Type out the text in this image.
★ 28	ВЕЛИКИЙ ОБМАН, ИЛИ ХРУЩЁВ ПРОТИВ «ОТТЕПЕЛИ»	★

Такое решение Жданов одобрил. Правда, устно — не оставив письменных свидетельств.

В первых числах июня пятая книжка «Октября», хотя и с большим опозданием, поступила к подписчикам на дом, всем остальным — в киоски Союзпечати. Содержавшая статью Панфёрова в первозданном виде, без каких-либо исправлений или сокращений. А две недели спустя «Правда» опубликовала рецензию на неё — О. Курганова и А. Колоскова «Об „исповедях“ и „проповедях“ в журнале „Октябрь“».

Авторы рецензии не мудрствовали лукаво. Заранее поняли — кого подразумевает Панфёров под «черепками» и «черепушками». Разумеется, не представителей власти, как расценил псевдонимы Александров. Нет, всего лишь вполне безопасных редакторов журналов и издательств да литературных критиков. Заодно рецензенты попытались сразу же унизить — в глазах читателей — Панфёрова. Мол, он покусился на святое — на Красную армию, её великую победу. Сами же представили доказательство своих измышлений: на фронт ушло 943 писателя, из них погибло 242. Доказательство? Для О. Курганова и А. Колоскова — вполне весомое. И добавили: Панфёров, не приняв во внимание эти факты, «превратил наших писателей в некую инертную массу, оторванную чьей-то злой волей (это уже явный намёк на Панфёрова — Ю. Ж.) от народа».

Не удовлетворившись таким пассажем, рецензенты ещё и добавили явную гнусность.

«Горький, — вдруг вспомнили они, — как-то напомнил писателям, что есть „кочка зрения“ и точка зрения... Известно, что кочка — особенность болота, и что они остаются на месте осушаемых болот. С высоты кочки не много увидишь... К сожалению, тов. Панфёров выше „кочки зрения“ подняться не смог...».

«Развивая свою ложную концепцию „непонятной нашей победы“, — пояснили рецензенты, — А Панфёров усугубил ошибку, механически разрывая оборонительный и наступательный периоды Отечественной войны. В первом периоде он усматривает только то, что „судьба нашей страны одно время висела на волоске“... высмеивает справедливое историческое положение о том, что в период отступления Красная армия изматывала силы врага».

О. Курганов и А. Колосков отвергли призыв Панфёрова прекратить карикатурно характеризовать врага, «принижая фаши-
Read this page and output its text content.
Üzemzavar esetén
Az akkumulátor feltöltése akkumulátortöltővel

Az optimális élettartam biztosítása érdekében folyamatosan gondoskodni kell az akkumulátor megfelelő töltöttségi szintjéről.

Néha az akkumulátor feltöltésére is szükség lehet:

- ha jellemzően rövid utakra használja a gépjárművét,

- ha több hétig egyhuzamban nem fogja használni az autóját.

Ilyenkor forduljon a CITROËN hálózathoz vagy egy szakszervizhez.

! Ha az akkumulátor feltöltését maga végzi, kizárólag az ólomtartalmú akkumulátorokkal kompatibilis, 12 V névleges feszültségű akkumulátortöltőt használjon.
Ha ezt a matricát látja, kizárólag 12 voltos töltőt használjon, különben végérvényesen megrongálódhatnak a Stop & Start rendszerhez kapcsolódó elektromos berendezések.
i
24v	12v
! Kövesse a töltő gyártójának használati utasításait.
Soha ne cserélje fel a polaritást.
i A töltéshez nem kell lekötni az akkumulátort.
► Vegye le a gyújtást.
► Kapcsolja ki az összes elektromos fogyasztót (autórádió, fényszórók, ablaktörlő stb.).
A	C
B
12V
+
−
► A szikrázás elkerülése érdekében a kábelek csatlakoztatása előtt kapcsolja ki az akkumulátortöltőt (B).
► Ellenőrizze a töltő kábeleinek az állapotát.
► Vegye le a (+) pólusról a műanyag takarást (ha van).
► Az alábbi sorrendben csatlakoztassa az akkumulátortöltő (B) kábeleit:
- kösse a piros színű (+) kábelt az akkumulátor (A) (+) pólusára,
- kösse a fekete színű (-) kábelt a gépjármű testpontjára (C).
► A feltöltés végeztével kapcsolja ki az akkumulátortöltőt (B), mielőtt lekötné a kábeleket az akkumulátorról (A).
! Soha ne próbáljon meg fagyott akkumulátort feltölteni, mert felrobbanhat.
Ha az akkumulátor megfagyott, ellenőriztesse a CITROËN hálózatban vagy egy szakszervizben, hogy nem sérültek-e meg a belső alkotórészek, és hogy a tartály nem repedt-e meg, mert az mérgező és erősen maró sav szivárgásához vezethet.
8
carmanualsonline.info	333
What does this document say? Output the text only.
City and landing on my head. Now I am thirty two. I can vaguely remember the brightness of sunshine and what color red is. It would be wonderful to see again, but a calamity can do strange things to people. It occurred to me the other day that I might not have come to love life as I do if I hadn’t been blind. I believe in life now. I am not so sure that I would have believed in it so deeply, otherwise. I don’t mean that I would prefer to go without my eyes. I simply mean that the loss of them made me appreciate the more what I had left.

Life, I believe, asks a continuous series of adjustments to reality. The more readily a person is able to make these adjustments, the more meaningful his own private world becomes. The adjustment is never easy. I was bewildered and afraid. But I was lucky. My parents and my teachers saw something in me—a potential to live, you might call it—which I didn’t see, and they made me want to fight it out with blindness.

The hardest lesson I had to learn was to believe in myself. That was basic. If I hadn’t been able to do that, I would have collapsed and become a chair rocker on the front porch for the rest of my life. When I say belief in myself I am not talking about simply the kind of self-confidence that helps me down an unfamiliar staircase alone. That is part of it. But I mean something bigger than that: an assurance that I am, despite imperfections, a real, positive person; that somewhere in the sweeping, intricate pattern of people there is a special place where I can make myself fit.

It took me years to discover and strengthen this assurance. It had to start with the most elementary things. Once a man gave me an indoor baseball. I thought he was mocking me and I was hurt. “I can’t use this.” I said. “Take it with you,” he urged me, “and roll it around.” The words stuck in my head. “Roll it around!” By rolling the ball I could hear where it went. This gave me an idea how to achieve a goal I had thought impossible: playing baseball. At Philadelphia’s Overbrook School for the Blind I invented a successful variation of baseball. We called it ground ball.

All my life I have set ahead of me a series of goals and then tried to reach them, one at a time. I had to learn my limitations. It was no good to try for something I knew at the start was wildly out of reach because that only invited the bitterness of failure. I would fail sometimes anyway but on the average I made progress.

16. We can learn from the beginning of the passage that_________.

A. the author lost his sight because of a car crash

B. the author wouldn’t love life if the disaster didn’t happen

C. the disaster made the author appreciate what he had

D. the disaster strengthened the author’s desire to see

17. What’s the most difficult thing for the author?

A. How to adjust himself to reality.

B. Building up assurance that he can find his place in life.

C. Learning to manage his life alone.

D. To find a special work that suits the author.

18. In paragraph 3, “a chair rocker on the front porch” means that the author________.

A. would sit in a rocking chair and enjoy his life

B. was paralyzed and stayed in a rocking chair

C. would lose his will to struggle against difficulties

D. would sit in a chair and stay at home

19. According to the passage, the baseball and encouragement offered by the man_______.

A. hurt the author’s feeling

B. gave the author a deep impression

### INSTRUCTION
Repeat the records above exactly, leaving none out.

### THE OUTPUT
Type out the text in this image.
★ 28	ВЕЛИКИЙ ОБМАН, ИЛИ ХРУЩЁВ ПРОТИВ «ОТТЕПЕЛИ»	★

Такое решение Жданов одобрил. Правда, устно — не оставив письменных свидетельств.

В первых числах июня пятая книжка «Октября», хотя и с большим опозданием, поступила к подписчикам на дом, всем остальным — в киоски Союзпечати. Содержавшая статью Панфёрова в первозданном виде, без каких-либо исправлений или сокращений. А две недели спустя «Правда» опубликовала рецензию на неё — О. Курганова и А. Колоскова «Об „исповедях“ и „проповедях“ в журнале „Октябрь“».

Авторы рецензии не мудрствовали лукаво. Заранее поняли — кого подразумевает Панфёров под «черепками» и «черепушками». Разумеется, не представителей власти, как расценил псевдонимы Александров. Нет, всего лишь вполне безопасных редакторов журналов и издательств да литературных критиков. Заодно рецензенты попытались сразу же унизить — в глазах читателей — Панфёрова. Мол, он покусился на святое — на Красную армию, её великую победу. Сами же представили доказательство своих измышлений: на фронт ушло 943 писателя, из них погибло 242. Доказательство? Для О. Курганова и А. Колоскова — вполне весомое. И добавили: Панфёров, не приняв во внимание эти факты, «превратил наших писателей в некую инертную массу, оторванную чьей-то злой волей (это уже явный намёк на Панфёрова — Ю. Ж.) от народа».

Не удовлетворившись таким пассажем, рецензенты ещё и добавили явную гнусность.

«Горький, — вдруг вспомнили они, — как-то напомнил писателям, что есть „кочка зрения“ и точка зрения... Известно, что кочка — особенность болота, и что они остаются на месте осушаемых болот. С высоты кочки не много увидишь... К сожалению, тов. Панфёров выше „кочки зрения“ подняться не смог...».

«Развивая свою ложную концепцию „непонятной нашей победы“, — пояснили рецензенты, — А Панфёров усугубил ошибку, механически разрывая оборонительный и наступательный периоды Отечественной войны. В первом периоде он усматривает только то, что „судьба нашей страны одно время висела на волоске“... высмеивает справедливое историческое положение о том, что в период отступления Красная армия изматывала силы врага».

О. Курганов и А. Колосков отвергли призыв Панфёрова прекратить карикатурно характеризовать врага, «принижая фаши-
Read this page and output its text content.
Üzemzavar esetén
Az akkumulátor feltöltése akkumulátortöltővel

Az optimális élettartam biztosítása érdekében folyamatosan gondoskodni kell az akkumulátor megfelelő töltöttségi szintjéről.

Néha az akkumulátor feltöltésére is szükség lehet:

- ha jellemzően rövid utakra használja a gépjárművét,

- ha több hétig egyhuzamban nem fogja használni az autóját.

Ilyenkor forduljon a CITROËN hálózathoz vagy egy szakszervizhez.

! Ha az akkumulátor feltöltését maga végzi, kizárólag az ólomtartalmú akkumulátorokkal kompatibilis, 12 V névleges feszültségű akkumulátortöltőt használjon.
Ha ezt a matricát látja, kizárólag 12 voltos töltőt használjon, különben végérvényesen megrongálódhatnak a Stop & Start rendszerhez kapcsolódó elektromos berendezések.
i
24v	12v
! Kövesse a töltő gyártójának használati utasításait.
Soha ne cserélje fel a polaritást.
i A töltéshez nem kell lekötni az akkumulátort.
► Vegye le a gyújtást.
► Kapcsolja ki az összes elektromos fogyasztót (autórádió, fényszórók, ablaktörlő stb.).
A	C
B
12V
+
−
► A szikrázás elkerülése érdekében a kábelek csatlakoztatása előtt kapcsolja ki az akkumulátortöltőt (B).
► Ellenőrizze a töltő kábeleinek az állapotát.
► Vegye le a (+) pólusról a műanyag takarást (ha van).
► Az alábbi sorrendben csatlakoztassa az akkumulátortöltő (B) kábeleit:
- kösse a piros színű (+) kábelt az akkumulátor (A) (+) pólusára,
- kösse a fekete színű (-) kábelt a gépjármű testpontjára (C).
► A feltöltés végeztével kapcsolja ki az akkumulátortöltőt (B), mielőtt lekötné a kábeleket az akkumulátorról (A).
! Soha ne próbáljon meg fagyott akkumulátort feltölteni, mert felrobbanhat.
Ha az akkumulátor megfagyott, ellenőriztesse a CITROËN hálózatban vagy egy szakszervizben, hogy nem sérültek-e meg a belső alkotórészek, és hogy a tartály nem repedt-e meg, mert az mérgező és erősen maró sav szivárgásához vezethet.
8
carmanualsonline.info	333
What does this document say? Output the text only.
City and landing on my head. Now I am thirty two. I can vaguely remember the brightness of sunshine and what color red is. It would be wonderful to see again, but a calamity can do strange things to people. It occurred to me the other day that I might not have come to love life as I do if I hadn’t been blind. I believe in life now. I am not so sure that I would have believed in it so deeply, otherwise. I don’t mean that I would prefer to go without my eyes. I simply mean that the loss of them made me appreciate the more what I had left.

Life, I believe, asks a continuous series of adjustments to reality. The more readily a person is able to make these adjustments, the more meaningful his own private world becomes. The adjustment is never easy. I was bewildered and afraid. But I was lucky. My parents and my teachers saw something in me—a potential to live, you might call it—which I didn’t see, and they made me want to fight it out with blindness.

The hardest lesson I had to learn was to believe in myself. That was basic. If I hadn’t been able to do that, I would have collapsed and become a chair rocker on the front porch for the rest of my life. When I say belief in myself I am not talking about simply the kind of self-confidence that helps me down an unfamiliar staircase alone. That is part of it. But I mean something bigger than that: an assurance that I am, despite imperfections, a real, positive person; that somewhere in the sweeping, intricate pattern of people there is a special place where I can make myself fit.

It took me years to discover and strengthen this assurance. It had to start with the most elementary things. Once a man gave me an indoor baseball. I thought he was mocking me and I was hurt. “I can’t use this.” I said. “Take it with you,” he urged me, “and roll it around.” The words stuck in my head. “Roll it around!” By rolling the ball I could hear where it went. This gave me an idea how to achieve a goal I had thought impossible: playing baseball. At Philadelphia’s Overbrook School for the Blind I invented a successful variation of baseball. We called it ground ball.

All my life I have set ahead of me a series of goals and then tried to reach them, one at a time. I had to learn my limitations. It was no good to try for something I knew at the start was wildly out of reach because that only invited the bitterness of failure. I would fail sometimes anyway but on the average I made progress.

16. We can learn from the beginning of the passage that_________.

A. the author lost his sight because of a car crash

B. the author wouldn’t love life if the disaster didn’t happen

C. the disaster made the author appreciate what he had

D. the disaster strengthened the author’s desire to see

17. What’s the most difficult thing for the author?

A. How to adjust himself to reality.

B. Building up assurance that he can find his place in life.

C. Learning to manage his life alone.

D. To find a special work that suits the author.

18. In paragraph 3, “a chair rocker on the front porch” means that the author________.

A. would sit in a rocking chair and enjoy his life

B. was paralyzed and stayed in a rocking chair

C. would lose his will to struggle against difficulties

D. would sit in a chair and stay at home

19. According to the passage, the baseball and encouragement offered by the man_______.

A. hurt the author’s feeling

B. gave the author a deep impression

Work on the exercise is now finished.